-- Start RECORDS SUPPLIED --

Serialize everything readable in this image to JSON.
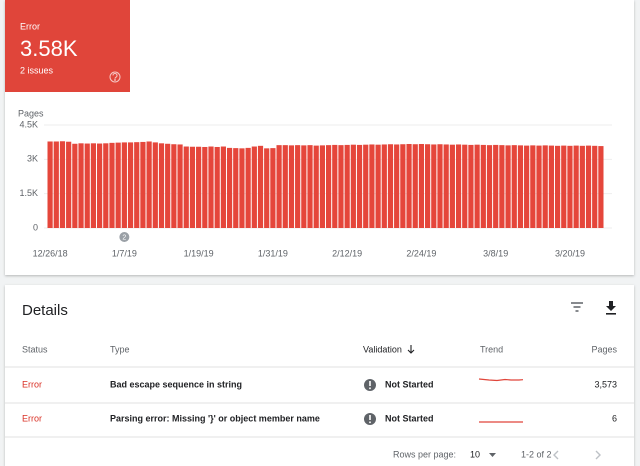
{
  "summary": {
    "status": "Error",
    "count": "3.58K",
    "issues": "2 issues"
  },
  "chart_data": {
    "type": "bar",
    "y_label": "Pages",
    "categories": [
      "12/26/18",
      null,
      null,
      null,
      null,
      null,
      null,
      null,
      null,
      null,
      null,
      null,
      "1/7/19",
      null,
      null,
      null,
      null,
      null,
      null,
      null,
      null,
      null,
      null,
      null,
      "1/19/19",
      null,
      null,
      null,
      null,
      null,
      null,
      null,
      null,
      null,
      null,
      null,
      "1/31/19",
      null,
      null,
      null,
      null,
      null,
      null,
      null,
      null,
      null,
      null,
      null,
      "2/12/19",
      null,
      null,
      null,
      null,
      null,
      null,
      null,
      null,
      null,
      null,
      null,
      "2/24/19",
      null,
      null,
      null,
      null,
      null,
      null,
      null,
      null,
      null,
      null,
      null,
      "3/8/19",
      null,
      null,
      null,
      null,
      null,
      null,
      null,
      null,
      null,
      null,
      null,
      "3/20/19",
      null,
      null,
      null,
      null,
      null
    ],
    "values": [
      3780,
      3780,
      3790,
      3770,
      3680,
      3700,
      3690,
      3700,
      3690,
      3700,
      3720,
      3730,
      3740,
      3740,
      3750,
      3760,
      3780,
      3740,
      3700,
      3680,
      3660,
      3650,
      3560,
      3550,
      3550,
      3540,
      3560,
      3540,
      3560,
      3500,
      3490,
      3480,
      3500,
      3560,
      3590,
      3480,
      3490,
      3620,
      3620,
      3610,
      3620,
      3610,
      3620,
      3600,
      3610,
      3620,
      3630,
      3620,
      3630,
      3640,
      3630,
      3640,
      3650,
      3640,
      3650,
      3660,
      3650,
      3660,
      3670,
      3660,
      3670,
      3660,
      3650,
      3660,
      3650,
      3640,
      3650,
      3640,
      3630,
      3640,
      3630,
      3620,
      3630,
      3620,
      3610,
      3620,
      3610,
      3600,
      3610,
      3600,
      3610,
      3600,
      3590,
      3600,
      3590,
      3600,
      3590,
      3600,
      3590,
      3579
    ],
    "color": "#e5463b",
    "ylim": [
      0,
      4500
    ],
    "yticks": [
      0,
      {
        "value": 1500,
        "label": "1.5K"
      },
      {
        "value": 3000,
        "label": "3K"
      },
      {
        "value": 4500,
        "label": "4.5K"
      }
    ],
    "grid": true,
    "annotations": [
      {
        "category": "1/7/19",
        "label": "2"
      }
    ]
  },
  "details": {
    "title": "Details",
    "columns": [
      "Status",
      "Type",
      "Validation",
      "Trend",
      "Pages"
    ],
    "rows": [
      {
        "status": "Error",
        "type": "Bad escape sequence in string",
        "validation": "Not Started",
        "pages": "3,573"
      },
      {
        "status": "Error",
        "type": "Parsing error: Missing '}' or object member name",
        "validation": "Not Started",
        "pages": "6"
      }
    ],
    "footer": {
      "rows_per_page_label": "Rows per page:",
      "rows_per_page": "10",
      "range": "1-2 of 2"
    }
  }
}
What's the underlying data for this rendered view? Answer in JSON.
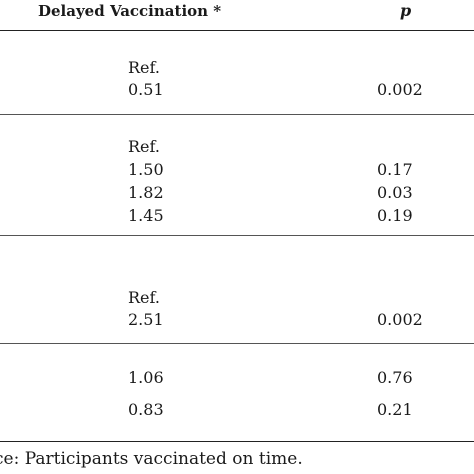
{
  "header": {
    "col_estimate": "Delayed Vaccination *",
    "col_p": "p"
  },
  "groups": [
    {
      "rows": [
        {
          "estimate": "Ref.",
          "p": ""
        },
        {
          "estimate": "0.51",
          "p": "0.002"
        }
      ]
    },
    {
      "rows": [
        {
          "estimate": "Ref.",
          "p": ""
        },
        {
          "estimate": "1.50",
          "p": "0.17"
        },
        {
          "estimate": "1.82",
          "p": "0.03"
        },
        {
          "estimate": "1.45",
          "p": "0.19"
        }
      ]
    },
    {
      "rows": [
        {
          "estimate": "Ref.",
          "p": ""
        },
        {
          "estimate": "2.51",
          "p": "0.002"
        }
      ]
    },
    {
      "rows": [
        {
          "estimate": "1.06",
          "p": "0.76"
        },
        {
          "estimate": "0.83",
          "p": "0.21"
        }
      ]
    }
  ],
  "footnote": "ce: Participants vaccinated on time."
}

-- End RECORDS SUPPLIED --
-- Start RECORDS SUPPLIED --

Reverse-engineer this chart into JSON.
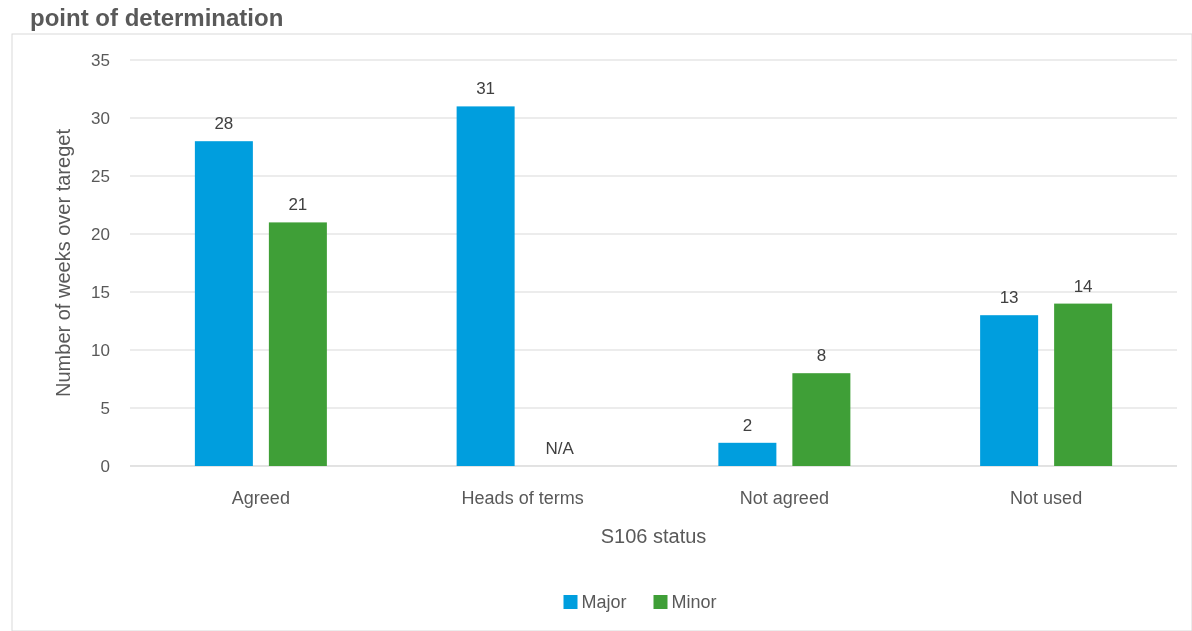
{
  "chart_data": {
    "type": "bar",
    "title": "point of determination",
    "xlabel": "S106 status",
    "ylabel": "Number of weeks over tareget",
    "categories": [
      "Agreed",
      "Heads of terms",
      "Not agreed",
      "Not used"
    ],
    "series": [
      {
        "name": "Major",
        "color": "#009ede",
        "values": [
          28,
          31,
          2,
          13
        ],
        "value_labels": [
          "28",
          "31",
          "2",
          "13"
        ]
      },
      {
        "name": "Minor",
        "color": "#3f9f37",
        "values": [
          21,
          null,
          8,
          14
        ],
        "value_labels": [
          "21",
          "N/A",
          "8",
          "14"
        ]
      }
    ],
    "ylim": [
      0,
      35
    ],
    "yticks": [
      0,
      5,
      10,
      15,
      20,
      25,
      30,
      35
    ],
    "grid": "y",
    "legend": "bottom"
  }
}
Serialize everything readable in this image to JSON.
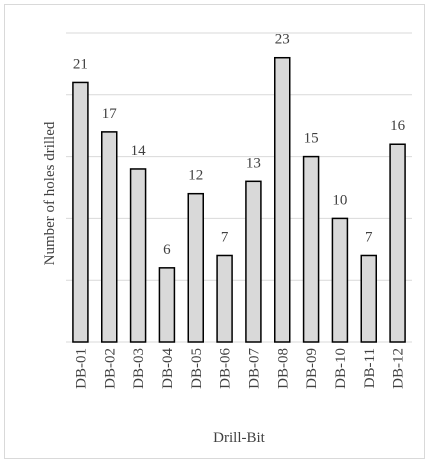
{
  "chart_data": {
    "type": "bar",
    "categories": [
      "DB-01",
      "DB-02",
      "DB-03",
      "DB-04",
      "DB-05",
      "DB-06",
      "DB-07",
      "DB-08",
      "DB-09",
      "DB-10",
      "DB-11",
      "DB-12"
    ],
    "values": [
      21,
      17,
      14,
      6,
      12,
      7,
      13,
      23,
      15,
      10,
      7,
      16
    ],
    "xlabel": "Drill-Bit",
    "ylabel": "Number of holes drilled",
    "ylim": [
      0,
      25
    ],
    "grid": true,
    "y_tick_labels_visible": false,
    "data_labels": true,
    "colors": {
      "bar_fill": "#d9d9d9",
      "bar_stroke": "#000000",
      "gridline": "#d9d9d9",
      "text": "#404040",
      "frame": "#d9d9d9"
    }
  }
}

-- End RECORDS SUPPLIED --

YOUR INSTRUCTIONS: Go through the listing above line by line and say how many lines hold the word "xlabel". Reply with that number only.

FINISHED EXERCISE: 2